##### MATERIAL PROVIDED #####

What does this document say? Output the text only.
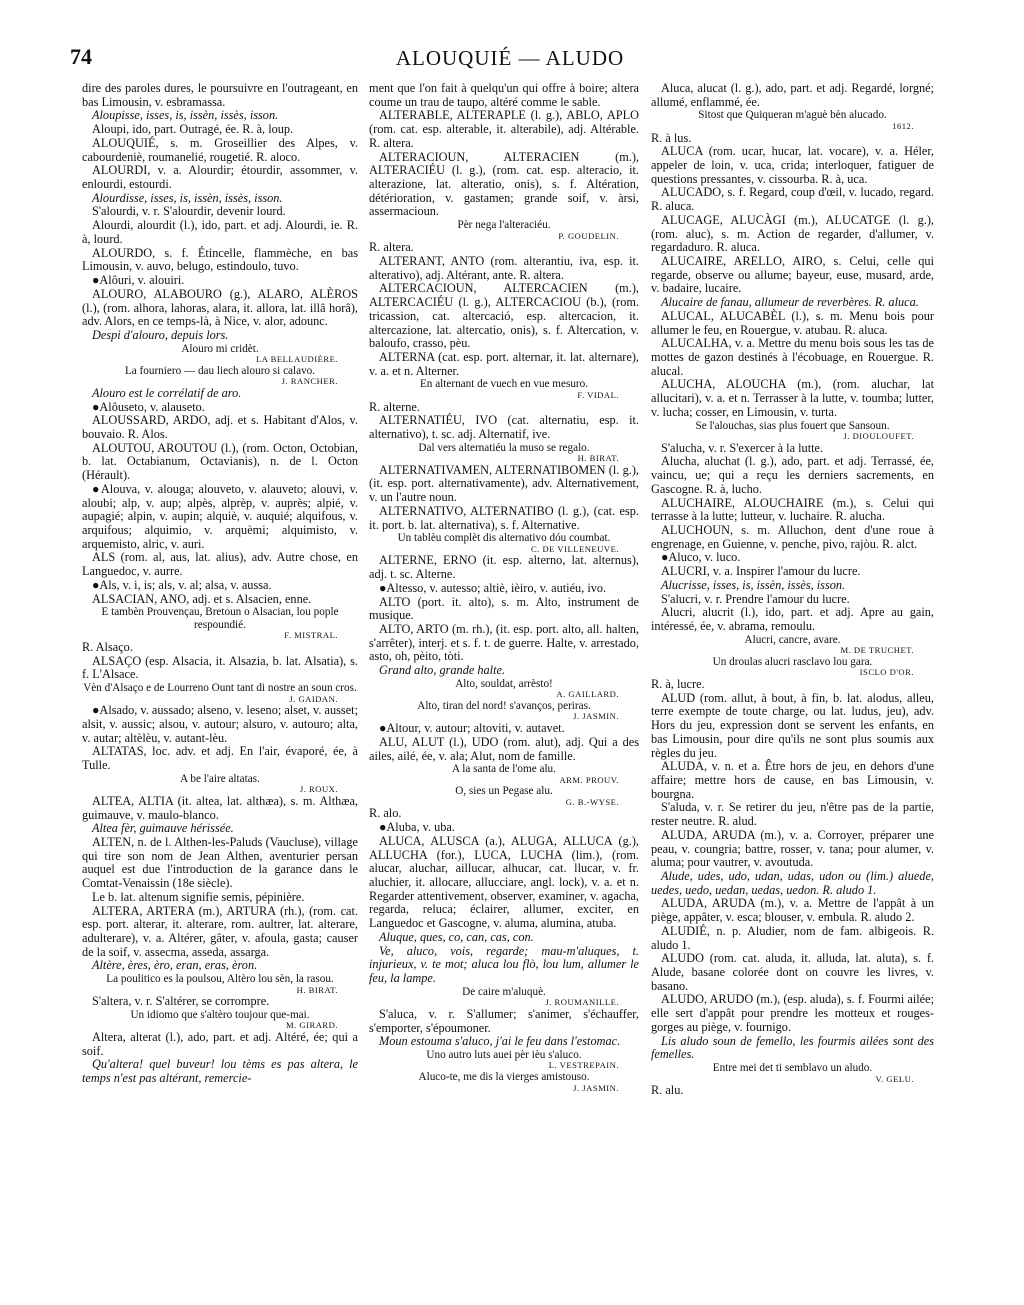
74	ALOUQUIÉ — ALUDO

dire des paroles dures, le poursuivre en l'outrageant, en bas Limousin, v. esbramassa.

Aloupisse, isses, is, issèn, issès, isson.

Aloupi, ido, part. Outragé, ée. R. à, loup.

ALOUQUIÉ, s. m. Groseillier des Alpes, v. cabourdeniè, roumanelié, rougetié. R. aloco.

ALOURDI, v. a. Alourdir; étourdir, assommer, v. enlourdi, estourdi.

Alourdisse, isses, is, issèn, issès, isson.

S'alourdi, v. r. S'alourdir, devenir lourd.

Alourdi, alourdit (l.), ido, part. et adj. Alourdi, ie. R. à, lourd.

ALOURDO, s. f. Étincelle, flammèche, en bas Limousin, v. auvo, belugo, estindoulo, tuvo.

●Alôuri, v. alouiri.

ALOURO, ALABOURO (g.), ALARO, ALÈROS (l.), (rom. alhora, lahoras, alara, it. allora, lat. illâ horâ), adv. Alors, en ce temps-là, à Nice, v. alor, adounc.

Despi d'alouro, depuis lors.

Alouro mi cridèt.

LA BELLAUDIÈRE.

La fourniero — dau liech alouro si calavo.

J. RANCHER.

Alouro est le corrélatif de aro.

●Alôuseto, v. alauseto.

ALOUSSARD, ARDO, adj. et s. Habitant d'Alos, v. bouvaio. R. Alos.

ALOUTOU, AROUTOU (l.), (rom. Octon, Octobian, b. lat. Octabianum, Octavianis), n. de l. Octon (Hérault).

●Alouva, v. alouga; alouveto, v. alauveto; alouvi, v. aloubi; alp, v. aup; alpès, alprèp, v. auprès; alpié, v. aupagié; alpin, v. aupin; alquiè, v. auquié; alquifous, v. arquifous; alquimio, v. arquèmi; alquimisto, v. arquemisto, alric, v. auri.

ALS (rom. al, aus, lat. alius), adv. Autre chose, en Languedoc, v. aurre.

●Als, v. i, is; als, v. al; alsa, v. aussa.

ALSACIAN, ANO, adj. et s. Alsacien, enne.

E tambèn Prouvençau, Bretoun o Alsacian, lou pople respoundié.

F. MISTRAL.

R. Alsaço.

ALSAÇO (esp. Alsacia, it. Alsazia, b. lat. Alsatia), s. f. L'Alsace.

Vèn d'Alsaço e de Lourreno Ount tant di nostre an soun cros.

J. GAIDAN.

●Alsado, v. aussado; alseno, v. leseno; alset, v. ausset; alsit, v. aussic; alsou, v. autour; alsuro, v. autouro; alta, v. autar; altèlèu, v. autant-lèu.

ALTATAS, loc. adv. et adj. En l'air, évaporé, ée, à Tulle.

A be l'aire altatas.

J. ROUX.

ALTEA, ALTIA (it. altea, lat. althæa), s. m. Althæa, guimauve, v. maulo-blanco.

Altea fèr, guimauve hérissée.

ALTEN, n. de l. Althen-les-Paluds (Vaucluse), village qui tire son nom de Jean Althen, aventurier persan auquel est due l'introduction de la garance dans le Comtat-Venaissin (18e siècle).

Le b. lat. altenum signifie semis, pépinière.

ALTERA, ARTERA (m.), ARTURA (rh.), (rom. cat. esp. port. alterar, it. alterare, rom. aultrer, lat. alterare, adulterare), v. a. Altérer, gâter, v. afoula, gasta; causer de la soif, v. assecma, asseda, assarga.

Altère, ères, èro, eran, eras, èron.

La poulitico es la poulsou, Altèro lou sèn, la rasou.

H. BIRAT.

S'altera, v. r. S'altérer, se corrompre.

Un idiomo que s'altèro toujour que-mai.

M. GIRARD.

Altera, alterat (l.), ado, part. et adj. Altéré, ée; qui a soif.

Qu'altera! quel buveur! lou tèms es pas altera, le temps n'est pas altérant, remercie-

ment que l'on fait à quelqu'un qui offre à boire; altera coume un trau de taupo, altéré comme le sable.

ALTERABLE, ALTERAPLE (l. g.), ABLO, APLO (rom. cat. esp. alterable, it. alterabile), adj. Altérable. R. altera.

ALTERACIOUN, ALTERACIEN (m.), ALTERACIÉU (l. g.), (rom. cat. esp. alteracio, it. alterazione, lat. alteratio, onis), s. f. Altération, détérioration, v. gastamen; grande soif, v. àrsi, assermacioun.

Pèr nega l'alteraciéu.

P. GOUDELIN.

R. altera.

ALTERANT, ANTO (rom. alterantiu, iva, esp. it. alterativo), adj. Altérant, ante. R. altera.

ALTERCACIOUN, ALTERCACIEN (m.), ALTERCACIÉU (l. g.), ALTERCACIOU (b.), (rom. tricassion, cat. altercació, esp. altercacion, it. altercazione, lat. altercatio, onis), s. f. Altercation, v. baloufo, crasso, pèu.

ALTERNA (cat. esp. port. alternar, it. lat. alternare), v. a. et n. Alterner.

En alternant de vuech en vue mesuro.

F. VIDAL.

R. alterne.

ALTERNATIÉU, IVO (cat. alternatiu, esp. it. alternativo), t. sc. adj. Alternatif, ive.

Dal vers alternatiéu la muso se regalo.

H. BIRAT.

ALTERNATIVAMEN, ALTERNATIBOMEN (l. g.), (it. esp. port. alternativamente), adv. Alternativement, v. un l'autre noun.

ALTERNATIVO, ALTERNATIBO (l. g.), (cat. esp. it. port. b. lat. alternativa), s. f. Alternative.

Un tablèu complèt dis alternativo dóu coumbat.

C. DE VILLENEUVE.

ALTERNE, ERNO (it. esp. alterno, lat. alternus), adj. t. sc. Alterne.

●Altesso, v. autesso; altiè, ièiro, v. autiéu, ivo.

ALTO (port. it. alto), s. m. Alto, instrument de musique.

ALTO, ARTO (m. rh.), (it. esp. port. alto, all. halten, s'arrêter), interj. et s. f. t. de guerre. Halte, v. arrestado, asto, oh, pèito, tòti.

Grand alto, grande halte.

Alto, souldat, arrèsto!

A. GAILLARD.

Alto, tiran del nord! s'avanços, periras.

J. JASMIN.

●Altour, v. autour; altoviti, v. autavet.

ALU, ALUT (l.), UDO (rom. alut), adj. Qui a des ailes, ailé, ée, v. ala; Alut, nom de famille.

A la santa de l'ome alu.

ARM. PROUV.

O, sies un Pegase alu.

G. B.-WYSE.

R. alo.

●Aluba, v. uba.

ALUCA, ALUSCA (a.), ALUGA, ALLUCA (g.), ALLUCHA (for.), LUCA, LUCHA (lim.), (rom. alucar, aluchar, aillucar, alhucar, cat. llucar, v. fr. aluchier, it. allocare, allucciare, angl. lock), v. a. et n. Regarder attentivement, observer, examiner, v. agacha, regarda, reluca; éclairer, allumer, exciter, en Languedoc et Gascogne, v. aluma, alumina, atuba.

Aluque, ques, co, can, cas, con.

Ve, aluco, vois, regarde; mau-m'aluques, t. injurieux, v. te mot; aluca lou flò, lou lum, allumer le feu, la lampe.

De caire m'aluquè.

J. ROUMANILLE.

S'aluca, v. r. S'allumer; s'animer, s'échauffer, s'emporter, s'époumoner.

Moun estouma s'aluco, j'ai le feu dans l'estomac.

Uno autro luts auei pèr ièu s'aluco.

L. VESTREPAIN.

Aluco-te, me dis la vierges amistouso.

J. JASMIN.

Aluca, alucat (l. g.), ado, part. et adj. Regardé, lorgné; allumé, enflammé, ée.

Sitost que Quiqueran m'aguè bèn alucado.

1612.

R. à lus.

ALUCA (rom. ucar, hucar, lat. vocare), v. a. Héler, appeler de loin, v. uca, crida; interloquer, fatiguer de questions pressantes, v. cissourba. R. à, uca.

ALUCADO, s. f. Regard, coup d'œil, v. lucado, regard. R. aluca.

ALUCAGE, ALUCÀGI (m.), ALUCATGE (l. g.), (rom. aluc), s. m. Action de regarder, d'allumer, v. regardaduro. R. aluca.

ALUCAIRE, ARELLO, AIRO, s. Celui, celle qui regarde, observe ou allume; bayeur, euse, musard, arde, v. badaire, lucaire.

Alucaire de fanau, allumeur de reverbères. R. aluca.

ALUCAL, ALUCABÈL (l.), s. m. Menu bois pour allumer le feu, en Rouergue, v. atubau. R. aluca.

ALUCALHA, v. a. Mettre du menu bois sous les tas de mottes de gazon destinés à l'écobuage, en Rouergue. R. alucal.

ALUCHA, ALOUCHA (m.), (rom. aluchar, lat allucitari), v. a. et n. Terrasser à la lutte, v. toumba; lutter, v. lucha; cosser, en Limousin, v. turta.

Se l'alouchas, sias plus fouert que Sansoun.

J. DIOULOUFET.

S'alucha, v. r. S'exercer à la lutte.

Alucha, aluchat (l. g.), ado, part. et adj. Terrassé, ée, vaincu, ue; qui a reçu les derniers sacrements, en Gascogne. R. à, lucho.

ALUCHAIRE, ALOUCHAIRE (m.), s. Celui qui terrasse à la lutte; lutteur, v. luchaire. R. alucha.

ALUCHOUN, s. m. Alluchon, dent d'une roue à engrenage, en Guienne, v. penche, pivo, rajòu. R. alct.

●Aluco, v. luco.

ALUCRI, v. a. Inspirer l'amour du lucre.

Alucrisse, isses, is, issèn, issès, isson.

S'alucri, v. r. Prendre l'amour du lucre.

Alucri, alucrit (l.), ido, part. et adj. Apre au gain, intéressé, ée, v. abrama, remoulu.

Alucri, cancre, avare.

M. DE TRUCHET.

Un droulas alucri rasclavo lou gara.

ISCLO D'OR.

R. à, lucre.

ALUD (rom. allut, à bout, à fin, b. lat. alodus, alleu, terre exempte de toute charge, ou lat. ludus, jeu), adv. Hors du jeu, expression dont se servent les enfants, en bas Limousin, pour dire qu'ils ne sont plus soumis aux règles du jeu.

ALUDA, v. n. et a. Être hors de jeu, en dehors d'une affaire; mettre hors de cause, en bas Limousin, v. bourgna.

S'aluda, v. r. Se retirer du jeu, n'être pas de la partie, rester neutre. R. alud.

ALUDA, ARUDA (m.), v. a. Corroyer, préparer une peau, v. coungria; battre, rosser, v. tana; pour alumer, v. aluma; pour vautrer, v. avoutuda.

Alude, udes, udo, udan, udas, udon ou (lim.) aluede, uedes, uedo, uedan, uedas, uedon. R. aludo 1.

ALUDA, ARUDA (m.), v. a. Mettre de l'appât à un piège, appâter, v. esca; blouser, v. embula. R. aludo 2.

ALUDIÉ, n. p. Aludier, nom de fam. albigeois. R. aludo 1.

ALUDO (rom. cat. aluda, it. alluda, lat. aluta), s. f. Alude, basane colorée dont on couvre les livres, v. basano.

ALUDO, ARUDO (m.), (esp. aluda), s. f. Fourmi ailée; elle sert d'appât pour prendre les motteux et rouges-gorges au piège, v. fournigo.

Lis aludo soun de femello, les fourmis ailées sont des femelles.

Entre mei det ti semblavo un aludo.

V. GELU.

R. alu.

#####

_EXERCISE DESCRIPTION_
Find the word "guimauve" in the material, then list each line that holds it.

_ANSWER FOR THIS EXERCISE_
ALTEA, ALTIA (it. altea, lat. althæa), s. m. Althæa, guimauve, v. maulo-blanco.
Altea fèr, guimauve hérissée.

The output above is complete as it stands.